The exercise :: Write out all of the lines below, exactly and completely.

☆ ☆ ☆

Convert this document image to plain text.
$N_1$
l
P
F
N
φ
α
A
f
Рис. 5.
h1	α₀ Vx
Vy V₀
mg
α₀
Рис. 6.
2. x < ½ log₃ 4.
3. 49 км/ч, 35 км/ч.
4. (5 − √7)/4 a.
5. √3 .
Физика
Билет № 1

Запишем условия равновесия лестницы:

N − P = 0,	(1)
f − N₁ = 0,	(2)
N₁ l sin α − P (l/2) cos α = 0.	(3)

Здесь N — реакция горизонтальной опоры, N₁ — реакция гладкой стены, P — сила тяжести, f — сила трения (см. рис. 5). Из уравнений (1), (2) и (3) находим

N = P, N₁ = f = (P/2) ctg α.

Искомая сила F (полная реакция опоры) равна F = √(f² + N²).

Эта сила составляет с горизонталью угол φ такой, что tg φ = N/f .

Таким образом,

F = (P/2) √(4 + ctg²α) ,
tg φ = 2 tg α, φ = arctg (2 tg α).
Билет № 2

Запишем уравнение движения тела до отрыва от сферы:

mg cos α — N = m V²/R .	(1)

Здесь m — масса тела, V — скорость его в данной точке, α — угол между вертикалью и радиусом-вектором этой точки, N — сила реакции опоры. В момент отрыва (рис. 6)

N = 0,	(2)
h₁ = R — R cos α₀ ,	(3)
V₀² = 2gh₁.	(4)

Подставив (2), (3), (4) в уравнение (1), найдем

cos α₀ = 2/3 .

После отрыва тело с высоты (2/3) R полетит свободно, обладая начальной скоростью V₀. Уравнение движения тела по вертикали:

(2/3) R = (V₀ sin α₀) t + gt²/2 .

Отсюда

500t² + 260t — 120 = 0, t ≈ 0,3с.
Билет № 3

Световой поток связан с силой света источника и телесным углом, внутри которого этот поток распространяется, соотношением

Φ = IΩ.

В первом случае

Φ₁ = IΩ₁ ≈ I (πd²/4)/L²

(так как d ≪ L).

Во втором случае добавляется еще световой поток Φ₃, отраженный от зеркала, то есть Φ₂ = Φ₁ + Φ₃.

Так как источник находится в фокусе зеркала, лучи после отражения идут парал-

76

☆ ☆ ☆

The result ::
Convert this document image to plain text.
$N_1$
l
P
F
N
φ
α
A
f
Рис. 5.
h1	α₀ Vx
Vy V₀
mg
α₀
Рис. 6.
2. x < ½ log₃ 4.
3. 49 км/ч, 35 км/ч.
4. (5 − √7)/4 a.
5. √3 .
Физика
Билет № 1

Запишем условия равновесия лестницы:

N − P = 0,	(1)
f − N₁ = 0,	(2)
N₁ l sin α − P (l/2) cos α = 0.	(3)

Здесь N — реакция горизонтальной опоры, N₁ — реакция гладкой стены, P — сила тяжести, f — сила трения (см. рис. 5). Из уравнений (1), (2) и (3) находим

N = P, N₁ = f = (P/2) ctg α.

Искомая сила F (полная реакция опоры) равна F = √(f² + N²).

Эта сила составляет с горизонталью угол φ такой, что tg φ = N/f .

Таким образом,

F = (P/2) √(4 + ctg²α) ,
tg φ = 2 tg α, φ = arctg (2 tg α).
Билет № 2

Запишем уравнение движения тела до отрыва от сферы:

mg cos α — N = m V²/R .	(1)

Здесь m — масса тела, V — скорость его в данной точке, α — угол между вертикалью и радиусом-вектором этой точки, N — сила реакции опоры. В момент отрыва (рис. 6)

N = 0,	(2)
h₁ = R — R cos α₀ ,	(3)
V₀² = 2gh₁.	(4)

Подставив (2), (3), (4) в уравнение (1), найдем

cos α₀ = 2/3 .

После отрыва тело с высоты (2/3) R полетит свободно, обладая начальной скоростью V₀. Уравнение движения тела по вертикали:

(2/3) R = (V₀ sin α₀) t + gt²/2 .

Отсюда

500t² + 260t — 120 = 0, t ≈ 0,3с.
Билет № 3

Световой поток связан с силой света источника и телесным углом, внутри которого этот поток распространяется, соотношением

Φ = IΩ.

В первом случае

Φ₁ = IΩ₁ ≈ I (πd²/4)/L²

(так как d ≪ L).

Во втором случае добавляется еще световой поток Φ₃, отраженный от зеркала, то есть Φ₂ = Φ₁ + Φ₃.

Так как источник находится в фокусе зеркала, лучи после отражения идут парал-

76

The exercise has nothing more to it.